── The data
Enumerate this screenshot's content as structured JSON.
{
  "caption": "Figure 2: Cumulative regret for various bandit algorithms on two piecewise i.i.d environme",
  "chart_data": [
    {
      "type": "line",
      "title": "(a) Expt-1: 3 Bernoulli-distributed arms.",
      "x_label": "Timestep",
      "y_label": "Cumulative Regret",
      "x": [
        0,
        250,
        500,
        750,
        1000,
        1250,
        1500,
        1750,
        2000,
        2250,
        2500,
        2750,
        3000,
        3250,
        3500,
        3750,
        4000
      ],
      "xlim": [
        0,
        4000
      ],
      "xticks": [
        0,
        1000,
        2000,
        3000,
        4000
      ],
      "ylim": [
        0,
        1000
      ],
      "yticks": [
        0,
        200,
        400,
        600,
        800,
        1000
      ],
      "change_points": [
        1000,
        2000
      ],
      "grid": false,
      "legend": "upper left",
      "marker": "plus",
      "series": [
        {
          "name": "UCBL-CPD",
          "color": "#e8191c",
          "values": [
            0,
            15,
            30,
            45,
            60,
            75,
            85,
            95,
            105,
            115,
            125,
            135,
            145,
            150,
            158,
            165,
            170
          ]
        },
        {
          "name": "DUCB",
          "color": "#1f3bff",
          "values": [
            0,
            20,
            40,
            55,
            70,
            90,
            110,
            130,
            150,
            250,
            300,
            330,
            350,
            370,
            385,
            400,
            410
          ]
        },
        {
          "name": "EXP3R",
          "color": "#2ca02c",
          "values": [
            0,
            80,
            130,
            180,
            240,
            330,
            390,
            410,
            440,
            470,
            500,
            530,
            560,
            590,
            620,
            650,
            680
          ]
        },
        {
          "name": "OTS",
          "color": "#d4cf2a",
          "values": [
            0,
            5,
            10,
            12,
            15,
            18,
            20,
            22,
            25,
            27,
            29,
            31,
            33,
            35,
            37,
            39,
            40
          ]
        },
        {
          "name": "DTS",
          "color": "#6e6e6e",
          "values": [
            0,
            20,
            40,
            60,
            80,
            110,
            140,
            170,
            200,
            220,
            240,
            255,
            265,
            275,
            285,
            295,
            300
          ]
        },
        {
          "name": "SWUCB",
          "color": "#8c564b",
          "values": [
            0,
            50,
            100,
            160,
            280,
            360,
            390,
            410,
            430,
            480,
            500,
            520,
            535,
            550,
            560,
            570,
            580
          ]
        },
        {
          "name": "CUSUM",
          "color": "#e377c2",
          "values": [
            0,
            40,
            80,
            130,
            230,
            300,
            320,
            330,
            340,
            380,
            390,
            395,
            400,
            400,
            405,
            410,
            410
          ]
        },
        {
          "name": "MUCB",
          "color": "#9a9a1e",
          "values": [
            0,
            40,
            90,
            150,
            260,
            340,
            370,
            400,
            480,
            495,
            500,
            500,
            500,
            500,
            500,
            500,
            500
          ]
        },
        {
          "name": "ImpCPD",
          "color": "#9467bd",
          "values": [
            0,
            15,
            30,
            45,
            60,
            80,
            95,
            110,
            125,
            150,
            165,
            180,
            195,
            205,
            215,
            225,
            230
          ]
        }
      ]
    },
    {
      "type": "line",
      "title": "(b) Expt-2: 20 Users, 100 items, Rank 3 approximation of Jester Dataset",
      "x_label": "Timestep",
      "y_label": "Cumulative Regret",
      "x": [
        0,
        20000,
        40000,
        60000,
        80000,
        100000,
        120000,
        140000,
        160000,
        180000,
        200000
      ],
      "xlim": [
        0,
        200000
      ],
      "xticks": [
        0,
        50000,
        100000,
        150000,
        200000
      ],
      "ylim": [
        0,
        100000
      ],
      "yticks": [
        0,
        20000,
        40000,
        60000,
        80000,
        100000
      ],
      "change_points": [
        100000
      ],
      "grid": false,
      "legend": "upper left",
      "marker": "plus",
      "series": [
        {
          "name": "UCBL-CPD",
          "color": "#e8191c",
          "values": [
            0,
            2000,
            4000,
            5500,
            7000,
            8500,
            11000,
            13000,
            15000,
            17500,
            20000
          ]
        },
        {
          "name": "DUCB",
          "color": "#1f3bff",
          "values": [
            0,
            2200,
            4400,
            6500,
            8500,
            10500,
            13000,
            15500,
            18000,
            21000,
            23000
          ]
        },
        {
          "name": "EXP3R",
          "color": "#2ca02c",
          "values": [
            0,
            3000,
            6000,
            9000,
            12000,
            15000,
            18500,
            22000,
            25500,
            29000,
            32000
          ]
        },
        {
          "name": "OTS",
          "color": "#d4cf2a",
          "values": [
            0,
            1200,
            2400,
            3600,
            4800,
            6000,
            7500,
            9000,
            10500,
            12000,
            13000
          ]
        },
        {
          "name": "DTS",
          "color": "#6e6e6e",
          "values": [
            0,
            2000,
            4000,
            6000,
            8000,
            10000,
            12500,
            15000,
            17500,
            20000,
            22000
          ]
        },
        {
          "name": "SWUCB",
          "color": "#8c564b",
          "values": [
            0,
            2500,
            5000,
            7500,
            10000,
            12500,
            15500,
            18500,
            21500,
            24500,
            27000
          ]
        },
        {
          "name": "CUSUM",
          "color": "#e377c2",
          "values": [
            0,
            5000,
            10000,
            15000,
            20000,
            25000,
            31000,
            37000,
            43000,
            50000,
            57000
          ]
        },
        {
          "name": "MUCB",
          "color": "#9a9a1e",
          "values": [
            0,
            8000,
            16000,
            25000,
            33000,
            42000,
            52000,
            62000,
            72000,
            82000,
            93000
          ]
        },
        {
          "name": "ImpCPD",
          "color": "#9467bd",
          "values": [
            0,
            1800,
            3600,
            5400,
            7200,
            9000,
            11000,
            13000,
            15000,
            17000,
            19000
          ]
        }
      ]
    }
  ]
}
────
Directions:
Above are some records. Print them all exactly.

Written response:
Enumerate this screenshot's content as structured JSON.
{
  "caption": "Figure 2: Cumulative regret for various bandit algorithms on two piecewise i.i.d environme",
  "chart_data": [
    {
      "type": "line",
      "title": "(a) Expt-1: 3 Bernoulli-distributed arms.",
      "x_label": "Timestep",
      "y_label": "Cumulative Regret",
      "x": [
        0,
        250,
        500,
        750,
        1000,
        1250,
        1500,
        1750,
        2000,
        2250,
        2500,
        2750,
        3000,
        3250,
        3500,
        3750,
        4000
      ],
      "xlim": [
        0,
        4000
      ],
      "xticks": [
        0,
        1000,
        2000,
        3000,
        4000
      ],
      "ylim": [
        0,
        1000
      ],
      "yticks": [
        0,
        200,
        400,
        600,
        800,
        1000
      ],
      "change_points": [
        1000,
        2000
      ],
      "grid": false,
      "legend": "upper left",
      "marker": "plus",
      "series": [
        {
          "name": "UCBL-CPD",
          "color": "#e8191c",
          "values": [
            0,
            15,
            30,
            45,
            60,
            75,
            85,
            95,
            105,
            115,
            125,
            135,
            145,
            150,
            158,
            165,
            170
          ]
        },
        {
          "name": "DUCB",
          "color": "#1f3bff",
          "values": [
            0,
            20,
            40,
            55,
            70,
            90,
            110,
            130,
            150,
            250,
            300,
            330,
            350,
            370,
            385,
            400,
            410
          ]
        },
        {
          "name": "EXP3R",
          "color": "#2ca02c",
          "values": [
            0,
            80,
            130,
            180,
            240,
            330,
            390,
            410,
            440,
            470,
            500,
            530,
            560,
            590,
            620,
            650,
            680
          ]
        },
        {
          "name": "OTS",
          "color": "#d4cf2a",
          "values": [
            0,
            5,
            10,
            12,
            15,
            18,
            20,
            22,
            25,
            27,
            29,
            31,
            33,
            35,
            37,
            39,
            40
          ]
        },
        {
          "name": "DTS",
          "color": "#6e6e6e",
          "values": [
            0,
            20,
            40,
            60,
            80,
            110,
            140,
            170,
            200,
            220,
            240,
            255,
            265,
            275,
            285,
            295,
            300
          ]
        },
        {
          "name": "SWUCB",
          "color": "#8c564b",
          "values": [
            0,
            50,
            100,
            160,
            280,
            360,
            390,
            410,
            430,
            480,
            500,
            520,
            535,
            550,
            560,
            570,
            580
          ]
        },
        {
          "name": "CUSUM",
          "color": "#e377c2",
          "values": [
            0,
            40,
            80,
            130,
            230,
            300,
            320,
            330,
            340,
            380,
            390,
            395,
            400,
            400,
            405,
            410,
            410
          ]
        },
        {
          "name": "MUCB",
          "color": "#9a9a1e",
          "values": [
            0,
            40,
            90,
            150,
            260,
            340,
            370,
            400,
            480,
            495,
            500,
            500,
            500,
            500,
            500,
            500,
            500
          ]
        },
        {
          "name": "ImpCPD",
          "color": "#9467bd",
          "values": [
            0,
            15,
            30,
            45,
            60,
            80,
            95,
            110,
            125,
            150,
            165,
            180,
            195,
            205,
            215,
            225,
            230
          ]
        }
      ]
    },
    {
      "type": "line",
      "title": "(b) Expt-2: 20 Users, 100 items, Rank 3 approximation of Jester Dataset",
      "x_label": "Timestep",
      "y_label": "Cumulative Regret",
      "x": [
        0,
        20000,
        40000,
        60000,
        80000,
        100000,
        120000,
        140000,
        160000,
        180000,
        200000
      ],
      "xlim": [
        0,
        200000
      ],
      "xticks": [
        0,
        50000,
        100000,
        150000,
        200000
      ],
      "ylim": [
        0,
        100000
      ],
      "yticks": [
        0,
        20000,
        40000,
        60000,
        80000,
        100000
      ],
      "change_points": [
        100000
      ],
      "grid": false,
      "legend": "upper left",
      "marker": "plus",
      "series": [
        {
          "name": "UCBL-CPD",
          "color": "#e8191c",
          "values": [
            0,
            2000,
            4000,
            5500,
            7000,
            8500,
            11000,
            13000,
            15000,
            17500,
            20000
          ]
        },
        {
          "name": "DUCB",
          "color": "#1f3bff",
          "values": [
            0,
            2200,
            4400,
            6500,
            8500,
            10500,
            13000,
            15500,
            18000,
            21000,
            23000
          ]
        },
        {
          "name": "EXP3R",
          "color": "#2ca02c",
          "values": [
            0,
            3000,
            6000,
            9000,
            12000,
            15000,
            18500,
            22000,
            25500,
            29000,
            32000
          ]
        },
        {
          "name": "OTS",
          "color": "#d4cf2a",
          "values": [
            0,
            1200,
            2400,
            3600,
            4800,
            6000,
            7500,
            9000,
            10500,
            12000,
            13000
          ]
        },
        {
          "name": "DTS",
          "color": "#6e6e6e",
          "values": [
            0,
            2000,
            4000,
            6000,
            8000,
            10000,
            12500,
            15000,
            17500,
            20000,
            22000
          ]
        },
        {
          "name": "SWUCB",
          "color": "#8c564b",
          "values": [
            0,
            2500,
            5000,
            7500,
            10000,
            12500,
            15500,
            18500,
            21500,
            24500,
            27000
          ]
        },
        {
          "name": "CUSUM",
          "color": "#e377c2",
          "values": [
            0,
            5000,
            10000,
            15000,
            20000,
            25000,
            31000,
            37000,
            43000,
            50000,
            57000
          ]
        },
        {
          "name": "MUCB",
          "color": "#9a9a1e",
          "values": [
            0,
            8000,
            16000,
            25000,
            33000,
            42000,
            52000,
            62000,
            72000,
            82000,
            93000
          ]
        },
        {
          "name": "ImpCPD",
          "color": "#9467bd",
          "values": [
            0,
            1800,
            3600,
            5400,
            7200,
            9000,
            11000,
            13000,
            15000,
            17000,
            19000
          ]
        }
      ]
    }
  ]
}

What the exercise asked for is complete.